GOAL:
Transcribe only the stretch of lines that opens with the line containing "Convert this screenshot" and closes with the last line of the listing, skipping pictures.

GIVEN ENTRIES:
»»

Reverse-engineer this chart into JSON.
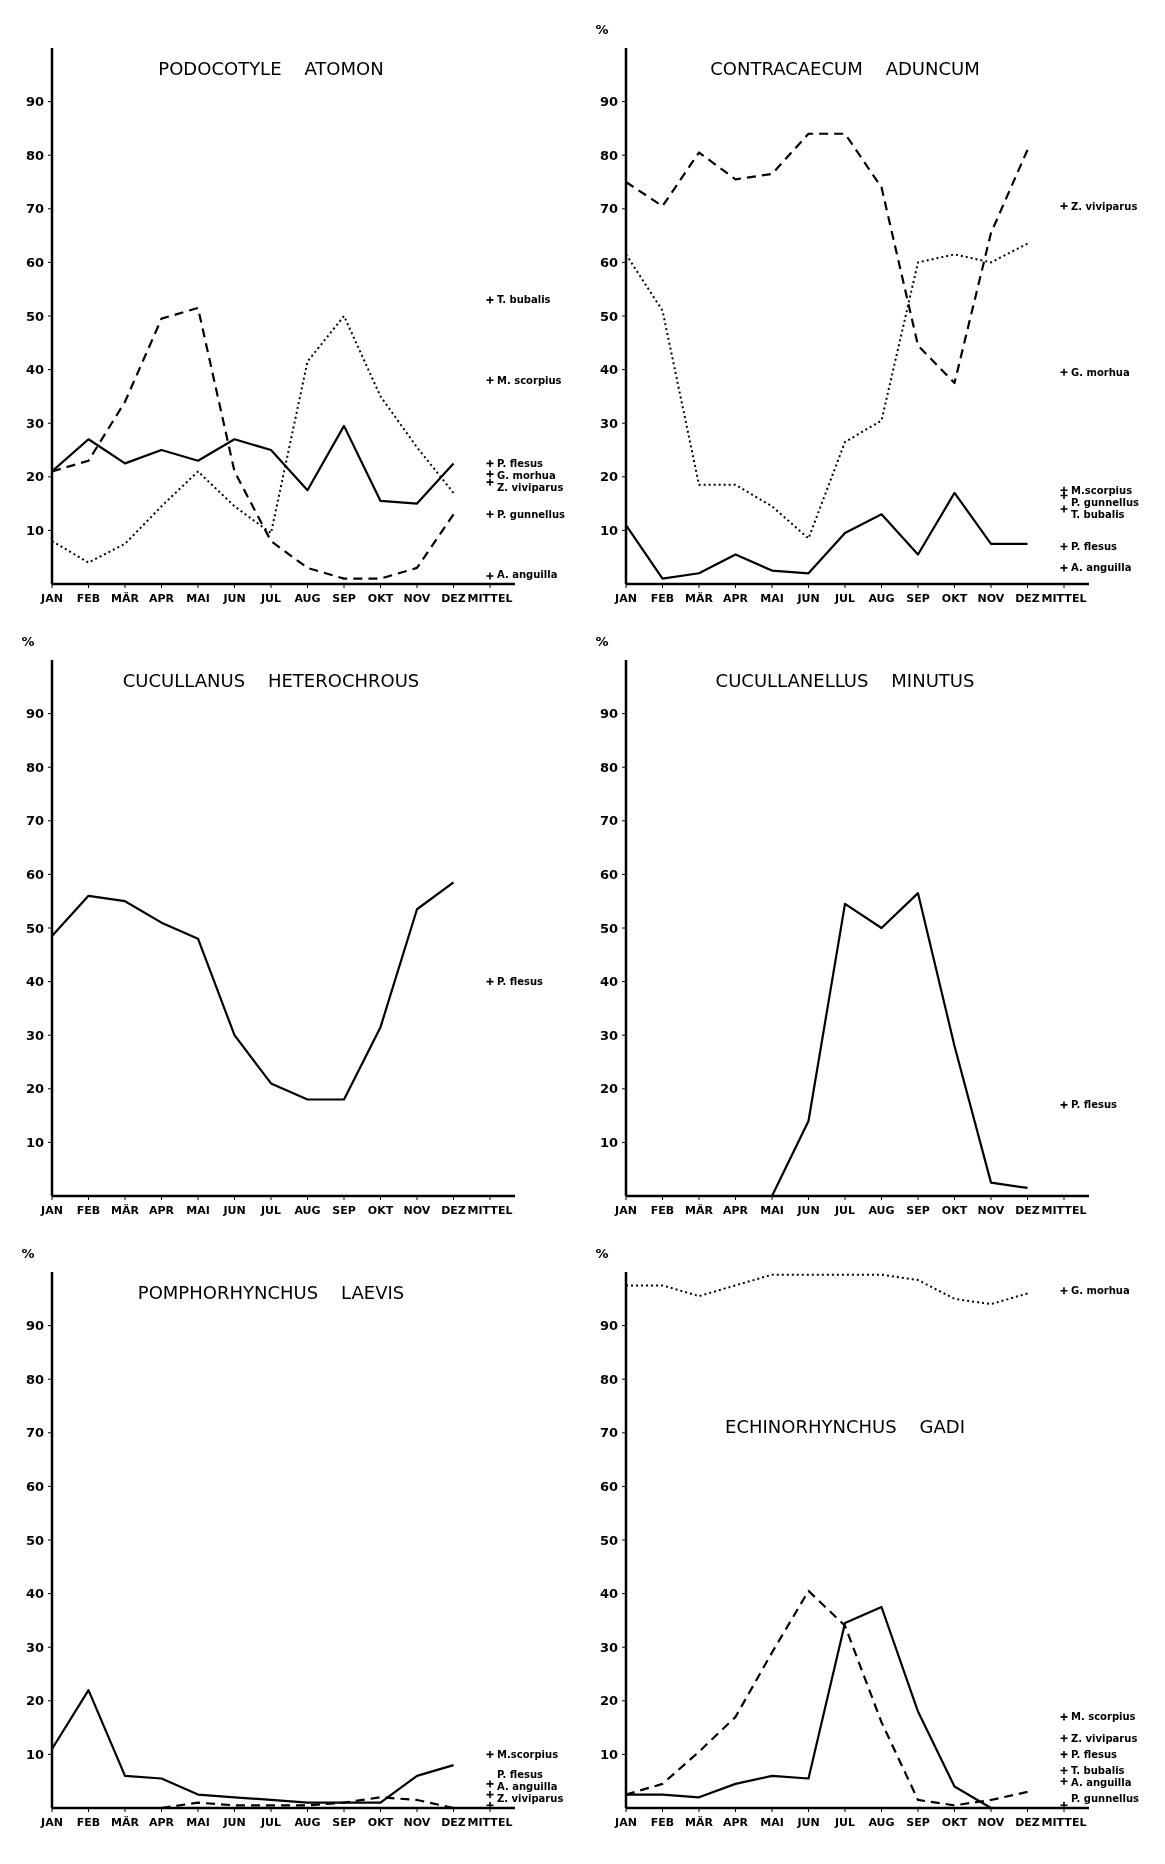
{
  "chart_data": [
    {
      "type": "line",
      "title": "PODOCOTYLE    ATOMON",
      "categories": [
        "JAN",
        "FEB",
        "MÄR",
        "APR",
        "MAI",
        "JUN",
        "JUL",
        "AUG",
        "SEP",
        "OKT",
        "NOV",
        "DEZ",
        "MITTEL"
      ],
      "ylim": [
        0,
        100
      ],
      "yticks": [
        10,
        20,
        30,
        40,
        50,
        60,
        70,
        80,
        90
      ],
      "marker": "none",
      "series": [
        {
          "color": "#000000",
          "line_style": "solid",
          "values": [
            21,
            27,
            22.5,
            25,
            23,
            27,
            25,
            17.5,
            29.5,
            15.5,
            15,
            22.5,
            null
          ]
        },
        {
          "color": "#000000",
          "line_style": "dashed",
          "values": [
            21,
            23,
            34,
            49.5,
            51.5,
            21,
            8,
            3,
            1,
            1,
            3,
            13,
            null
          ]
        },
        {
          "color": "#000000",
          "line_style": "dotted",
          "values": [
            8,
            4,
            7.5,
            14.5,
            21,
            14.5,
            9.5,
            41.5,
            50,
            35,
            25.5,
            17,
            null
          ]
        },
        {
          "type": "scatter",
          "marker": "cross",
          "name": "T. bubalis",
          "color": "#000000",
          "x": [
            "MITTEL"
          ],
          "values": [
            53
          ]
        },
        {
          "type": "scatter",
          "marker": "cross",
          "name": "M. scorpius",
          "color": "#000000",
          "x": [
            "MITTEL"
          ],
          "values": [
            38
          ]
        },
        {
          "type": "scatter",
          "marker": "cross",
          "name": "P. flesus",
          "color": "#000000",
          "x": [
            "MITTEL"
          ],
          "values": [
            22.5
          ]
        },
        {
          "type": "scatter",
          "marker": "cross",
          "name": "G. morhua",
          "color": "#000000",
          "x": [
            "MITTEL"
          ],
          "values": [
            20.5
          ]
        },
        {
          "type": "scatter",
          "marker": "cross",
          "name": "Z. viviparus",
          "color": "#000000",
          "x": [
            "MITTEL"
          ],
          "values": [
            19
          ]
        },
        {
          "type": "scatter",
          "marker": "cross",
          "name": "P. gunnellus",
          "color": "#000000",
          "x": [
            "MITTEL"
          ],
          "values": [
            13
          ]
        },
        {
          "type": "scatter",
          "marker": "cross",
          "name": "A. anguilla",
          "color": "#000000",
          "x": [
            "MITTEL"
          ],
          "values": [
            1.5
          ]
        }
      ]
    },
    {
      "type": "line",
      "title": "CONTRACAECUM    ADUNCUM",
      "ylabel": "%",
      "categories": [
        "JAN",
        "FEB",
        "MÄR",
        "APR",
        "MAI",
        "JUN",
        "JUL",
        "AUG",
        "SEP",
        "OKT",
        "NOV",
        "DEZ",
        "MITTEL"
      ],
      "ylim": [
        0,
        100
      ],
      "yticks": [
        10,
        20,
        30,
        40,
        50,
        60,
        70,
        80,
        90
      ],
      "marker": "none",
      "series": [
        {
          "color": "#000000",
          "line_style": "dashed",
          "values": [
            75,
            70.5,
            80.5,
            75.5,
            76.5,
            84,
            84,
            74,
            44.5,
            37.5,
            65.5,
            81,
            null
          ]
        },
        {
          "color": "#000000",
          "line_style": "dotted",
          "values": [
            61.5,
            51,
            18.5,
            18.5,
            14.5,
            8.5,
            26.5,
            30.5,
            60,
            61.5,
            60,
            63.5,
            null
          ]
        },
        {
          "color": "#000000",
          "line_style": "solid",
          "values": [
            11,
            1,
            2,
            5.5,
            2.5,
            2,
            9.5,
            13,
            5.5,
            17,
            7.5,
            7.5,
            null
          ]
        },
        {
          "type": "scatter",
          "marker": "cross",
          "name": "Z. viviparus",
          "color": "#000000",
          "x": [
            "MITTEL"
          ],
          "values": [
            70.5
          ]
        },
        {
          "type": "scatter",
          "marker": "cross",
          "name": "G. morhua",
          "color": "#000000",
          "x": [
            "MITTEL"
          ],
          "values": [
            39.5
          ]
        },
        {
          "type": "scatter",
          "marker": "cross",
          "name": "M.scorpius",
          "color": "#000000",
          "x": [
            "MITTEL"
          ],
          "values": [
            17.5
          ]
        },
        {
          "type": "scatter",
          "marker": "cross",
          "name": "P. gunnellus",
          "color": "#000000",
          "x": [
            "MITTEL"
          ],
          "values": [
            16.5
          ]
        },
        {
          "type": "scatter",
          "marker": "cross",
          "name": "T. bubalis",
          "color": "#000000",
          "x": [
            "MITTEL"
          ],
          "values": [
            14
          ]
        },
        {
          "type": "scatter",
          "marker": "cross",
          "name": "P. flesus",
          "color": "#000000",
          "x": [
            "MITTEL"
          ],
          "values": [
            7
          ]
        },
        {
          "type": "scatter",
          "marker": "cross",
          "name": "A. anguilla",
          "color": "#000000",
          "x": [
            "MITTEL"
          ],
          "values": [
            3
          ]
        }
      ]
    },
    {
      "type": "line",
      "title": "CUCULLANUS    HETEROCHROUS",
      "ylabel": "%",
      "categories": [
        "JAN",
        "FEB",
        "MÄR",
        "APR",
        "MAI",
        "JUN",
        "JUL",
        "AUG",
        "SEP",
        "OKT",
        "NOV",
        "DEZ",
        "MITTEL"
      ],
      "ylim": [
        0,
        100
      ],
      "yticks": [
        10,
        20,
        30,
        40,
        50,
        60,
        70,
        80,
        90
      ],
      "marker": "none",
      "series": [
        {
          "color": "#000000",
          "line_style": "solid",
          "values": [
            48.5,
            56,
            55,
            51,
            48,
            30,
            21,
            18,
            18,
            31.5,
            53.5,
            58.5,
            null
          ]
        },
        {
          "type": "scatter",
          "marker": "cross",
          "name": "P. flesus",
          "color": "#000000",
          "x": [
            "MITTEL"
          ],
          "values": [
            40
          ]
        }
      ]
    },
    {
      "type": "line",
      "title": "CUCULLANELLUS    MINUTUS",
      "ylabel": "%",
      "categories": [
        "JAN",
        "FEB",
        "MÄR",
        "APR",
        "MAI",
        "JUN",
        "JUL",
        "AUG",
        "SEP",
        "OKT",
        "NOV",
        "DEZ",
        "MITTEL"
      ],
      "ylim": [
        0,
        100
      ],
      "yticks": [
        10,
        20,
        30,
        40,
        50,
        60,
        70,
        80,
        90
      ],
      "marker": "none",
      "series": [
        {
          "color": "#000000",
          "line_style": "solid",
          "values": [
            null,
            null,
            null,
            null,
            0,
            14,
            54.5,
            50,
            56.5,
            28,
            2.5,
            1.5,
            null
          ]
        },
        {
          "type": "scatter",
          "marker": "cross",
          "name": "P. flesus",
          "color": "#000000",
          "x": [
            "MITTEL"
          ],
          "values": [
            17
          ]
        }
      ]
    },
    {
      "type": "line",
      "title": "POMPHORHYNCHUS    LAEVIS",
      "ylabel": "%",
      "categories": [
        "JAN",
        "FEB",
        "MÄR",
        "APR",
        "MAI",
        "JUN",
        "JUL",
        "AUG",
        "SEP",
        "OKT",
        "NOV",
        "DEZ",
        "MITTEL"
      ],
      "ylim": [
        0,
        100
      ],
      "yticks": [
        10,
        20,
        30,
        40,
        50,
        60,
        70,
        80,
        90
      ],
      "marker": "none",
      "series": [
        {
          "color": "#000000",
          "line_style": "solid",
          "values": [
            11,
            22,
            6,
            5.5,
            2.5,
            2,
            1.5,
            1,
            1,
            1,
            6,
            8,
            null
          ]
        },
        {
          "color": "#000000",
          "line_style": "dashed",
          "values": [
            null,
            null,
            null,
            0,
            1,
            0.5,
            0.5,
            0.5,
            1,
            2,
            1.5,
            0,
            null
          ]
        },
        {
          "type": "scatter",
          "marker": "cross",
          "name": "M.scorpius",
          "color": "#000000",
          "x": [
            "MITTEL"
          ],
          "values": [
            10
          ]
        },
        {
          "type": "scatter",
          "marker": "cross",
          "name": "P. flesus",
          "color": "#000000",
          "x": [
            "MITTEL"
          ],
          "values": [
            4.5
          ]
        },
        {
          "type": "scatter",
          "marker": "cross",
          "name": "A. anguilla",
          "color": "#000000",
          "x": [
            "MITTEL"
          ],
          "values": [
            2.5
          ]
        },
        {
          "type": "scatter",
          "marker": "cross",
          "name": "Z. viviparus",
          "color": "#000000",
          "x": [
            "MITTEL"
          ],
          "values": [
            0.5
          ]
        }
      ]
    },
    {
      "type": "line",
      "title": "ECHINORHYNCHUS    GADI",
      "ylabel": "%",
      "categories": [
        "JAN",
        "FEB",
        "MÄR",
        "APR",
        "MAI",
        "JUN",
        "JUL",
        "AUG",
        "SEP",
        "OKT",
        "NOV",
        "DEZ",
        "MITTEL"
      ],
      "ylim": [
        0,
        100
      ],
      "yticks": [
        10,
        20,
        30,
        40,
        50,
        60,
        70,
        80,
        90
      ],
      "marker": "none",
      "series": [
        {
          "color": "#000000",
          "line_style": "dotted",
          "values": [
            97.5,
            97.5,
            95.5,
            97.5,
            99.5,
            99.5,
            99.5,
            99.5,
            98.5,
            95,
            94,
            96,
            null
          ]
        },
        {
          "color": "#000000",
          "line_style": "dashed",
          "values": [
            2.5,
            4.5,
            10.5,
            17,
            29,
            40.5,
            34,
            16,
            1.5,
            0.5,
            1.5,
            3,
            null
          ]
        },
        {
          "color": "#000000",
          "line_style": "solid",
          "values": [
            2.5,
            2.5,
            2,
            4.5,
            6,
            5.5,
            34.5,
            37.5,
            18,
            4,
            0,
            0,
            null
          ]
        },
        {
          "type": "scatter",
          "marker": "cross",
          "name": "G. morhua",
          "color": "#000000",
          "x": [
            "MITTEL"
          ],
          "values": [
            96.5
          ]
        },
        {
          "type": "scatter",
          "marker": "cross",
          "name": "M. scorpius",
          "color": "#000000",
          "x": [
            "MITTEL"
          ],
          "values": [
            17
          ]
        },
        {
          "type": "scatter",
          "marker": "cross",
          "name": "Z. viviparus",
          "color": "#000000",
          "x": [
            "MITTEL"
          ],
          "values": [
            13
          ]
        },
        {
          "type": "scatter",
          "marker": "cross",
          "name": "P. flesus",
          "color": "#000000",
          "x": [
            "MITTEL"
          ],
          "values": [
            10
          ]
        },
        {
          "type": "scatter",
          "marker": "cross",
          "name": "T. bubalis",
          "color": "#000000",
          "x": [
            "MITTEL"
          ],
          "values": [
            7
          ]
        },
        {
          "type": "scatter",
          "marker": "cross",
          "name": "A. anguilla",
          "color": "#000000",
          "x": [
            "MITTEL"
          ],
          "values": [
            5
          ]
        },
        {
          "type": "scatter",
          "marker": "cross",
          "name": "P. gunnellus",
          "color": "#000000",
          "x": [
            "MITTEL"
          ],
          "values": [
            0.5
          ]
        }
      ]
    }
  ]
}
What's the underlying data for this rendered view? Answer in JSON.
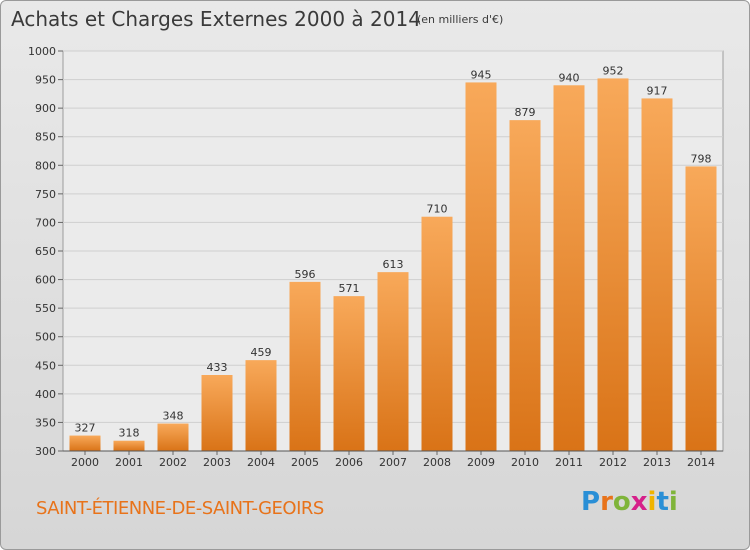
{
  "header": {
    "title": "Achats et Charges Externes 2000 à 2014",
    "subtitle": "(en milliers d'€)"
  },
  "footer": {
    "place": "SAINT-ÉTIENNE-DE-SAINT-GEOIRS",
    "logo": "Proxiti"
  },
  "colors": {
    "bar_top": "#f8a95a",
    "bar_bottom": "#d97317",
    "place_text": "#e8731a",
    "logo_letters": [
      "#2a8fd6",
      "#e8731a",
      "#7fb43a",
      "#d6208a",
      "#f0b400",
      "#2a8fd6",
      "#7fb43a"
    ]
  },
  "chart_data": {
    "type": "bar",
    "title": "Achats et Charges Externes 2000 à 2014",
    "subtitle": "(en milliers d'€)",
    "categories": [
      "2000",
      "2001",
      "2002",
      "2003",
      "2004",
      "2005",
      "2006",
      "2007",
      "2008",
      "2009",
      "2010",
      "2011",
      "2012",
      "2013",
      "2014"
    ],
    "values": [
      327,
      318,
      348,
      433,
      459,
      596,
      571,
      613,
      710,
      945,
      879,
      940,
      952,
      917,
      798
    ],
    "ylim": [
      300,
      1000
    ],
    "yticks": [
      300,
      350,
      400,
      450,
      500,
      550,
      600,
      650,
      700,
      750,
      800,
      850,
      900,
      950,
      1000
    ],
    "grid": true,
    "data_labels": true
  }
}
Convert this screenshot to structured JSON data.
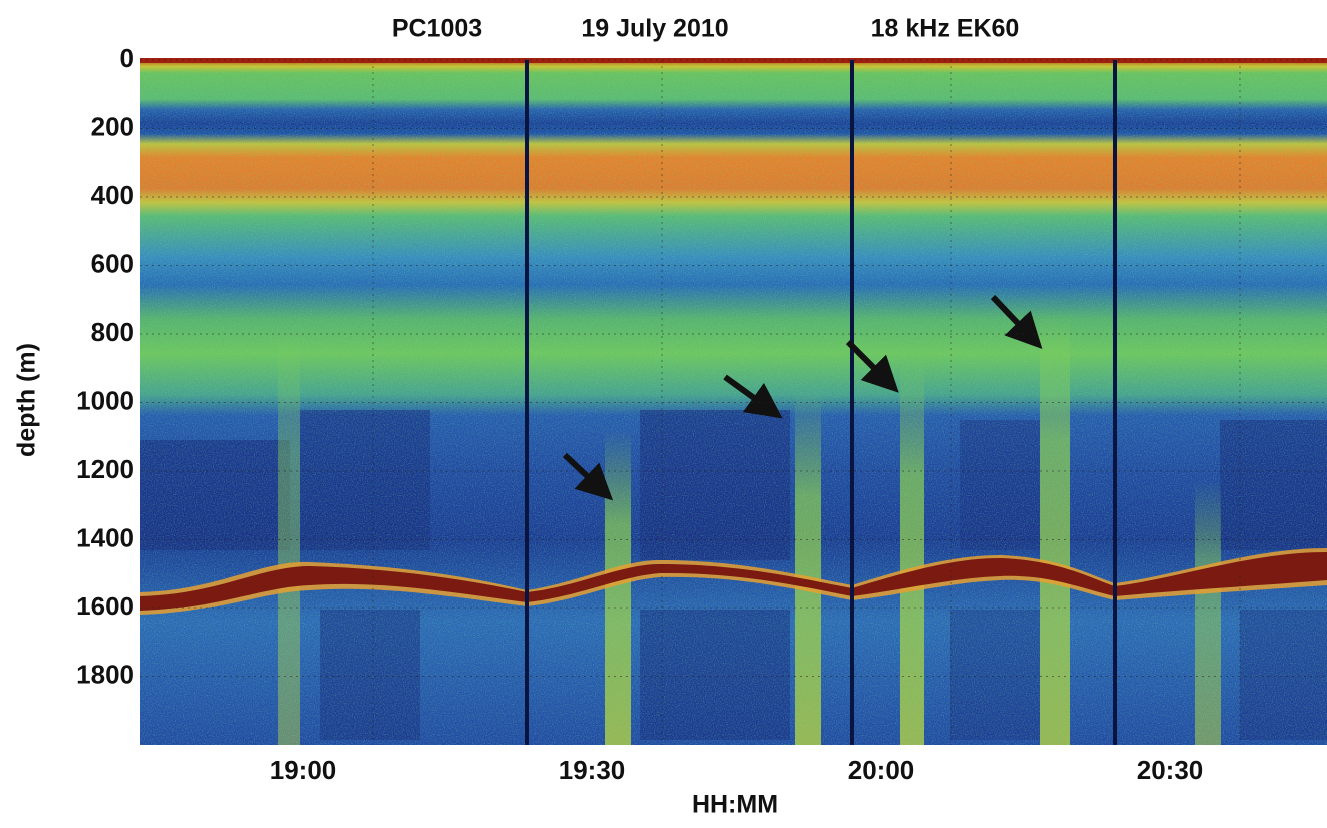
{
  "chart_data": {
    "type": "echogram",
    "title_parts": [
      "PC1003",
      "19 July 2010",
      "18 kHz EK60"
    ],
    "xlabel": "HH:MM",
    "ylabel": "depth (m)",
    "xticks": [
      "19:00",
      "19:30",
      "20:00",
      "20:30"
    ],
    "ylim": [
      0,
      2000
    ],
    "yticks": [
      0,
      200,
      400,
      600,
      800,
      1000,
      1200,
      1400,
      1600,
      1800
    ],
    "y_inverted": true,
    "grid": true
  }
}
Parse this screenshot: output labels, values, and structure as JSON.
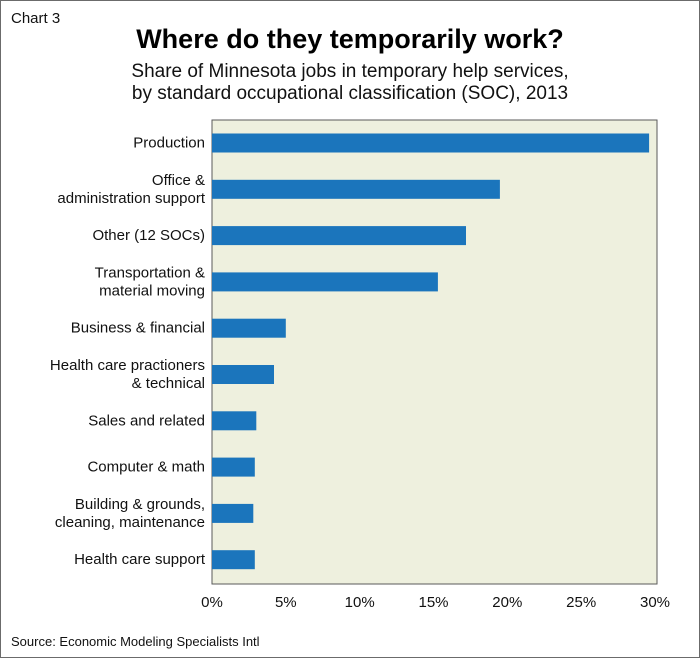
{
  "chart_label": "Chart 3",
  "source": "Source: Economic Modeling Specialists Intl",
  "colors": {
    "bar": "#1b75bc",
    "plot_background": "#eef0de",
    "plot_border": "#5a5a5a"
  },
  "chart_data": {
    "type": "bar",
    "orientation": "horizontal",
    "title": "Where do they temporarily work?",
    "subtitle": [
      "Share of Minnesota jobs in temporary help services,",
      "by standard occupational classification (SOC), 2013"
    ],
    "categories": [
      [
        "Production"
      ],
      [
        "Office &",
        "administration support"
      ],
      [
        "Other (12 SOCs)"
      ],
      [
        "Transportation &",
        "material moving"
      ],
      [
        "Business & financial"
      ],
      [
        "Health care practioners",
        "& technical"
      ],
      [
        "Sales and related"
      ],
      [
        "Computer & math"
      ],
      [
        "Building & grounds,",
        "cleaning, maintenance"
      ],
      [
        "Health care support"
      ]
    ],
    "values": [
      29.6,
      19.5,
      17.2,
      15.3,
      5.0,
      4.2,
      3.0,
      2.9,
      2.8,
      2.9
    ],
    "x_ticks": [
      "0%",
      "5%",
      "10%",
      "15%",
      "20%",
      "25%",
      "30%"
    ],
    "xlim": [
      0,
      30
    ],
    "grid": false,
    "legend": "none"
  }
}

««

ANSWER TO THE EXERCISE:
Convert this screenshot to structured JSON data.
{
  "chart_data": {
    "type": "echogram",
    "title_parts": [
      "PC1003",
      "19 July 2010",
      "18 kHz EK60"
    ],
    "xlabel": "HH:MM",
    "ylabel": "depth (m)",
    "xticks": [
      "19:00",
      "19:30",
      "20:00",
      "20:30"
    ],
    "ylim": [
      0,
      2000
    ],
    "yticks": [
      0,
      200,
      400,
      600,
      800,
      1000,
      1200,
      1400,
      1600,
      1800
    ],
    "y_inverted": true,
    "grid": true
  }
}
Parse this screenshot: output labels, values, and structure as JSON.
{
  "chart_label": "Chart 3",
  "source": "Source: Economic Modeling Specialists Intl",
  "colors": {
    "bar": "#1b75bc",
    "plot_background": "#eef0de",
    "plot_border": "#5a5a5a"
  },
  "chart_data": {
    "type": "bar",
    "orientation": "horizontal",
    "title": "Where do they temporarily work?",
    "subtitle": [
      "Share of Minnesota jobs in temporary help services,",
      "by standard occupational classification (SOC), 2013"
    ],
    "categories": [
      [
        "Production"
      ],
      [
        "Office &",
        "administration support"
      ],
      [
        "Other (12 SOCs)"
      ],
      [
        "Transportation &",
        "material moving"
      ],
      [
        "Business & financial"
      ],
      [
        "Health care practioners",
        "& technical"
      ],
      [
        "Sales and related"
      ],
      [
        "Computer & math"
      ],
      [
        "Building & grounds,",
        "cleaning, maintenance"
      ],
      [
        "Health care support"
      ]
    ],
    "values": [
      29.6,
      19.5,
      17.2,
      15.3,
      5.0,
      4.2,
      3.0,
      2.9,
      2.8,
      2.9
    ],
    "x_ticks": [
      "0%",
      "5%",
      "10%",
      "15%",
      "20%",
      "25%",
      "30%"
    ],
    "xlim": [
      0,
      30
    ],
    "grid": false,
    "legend": "none"
  }
}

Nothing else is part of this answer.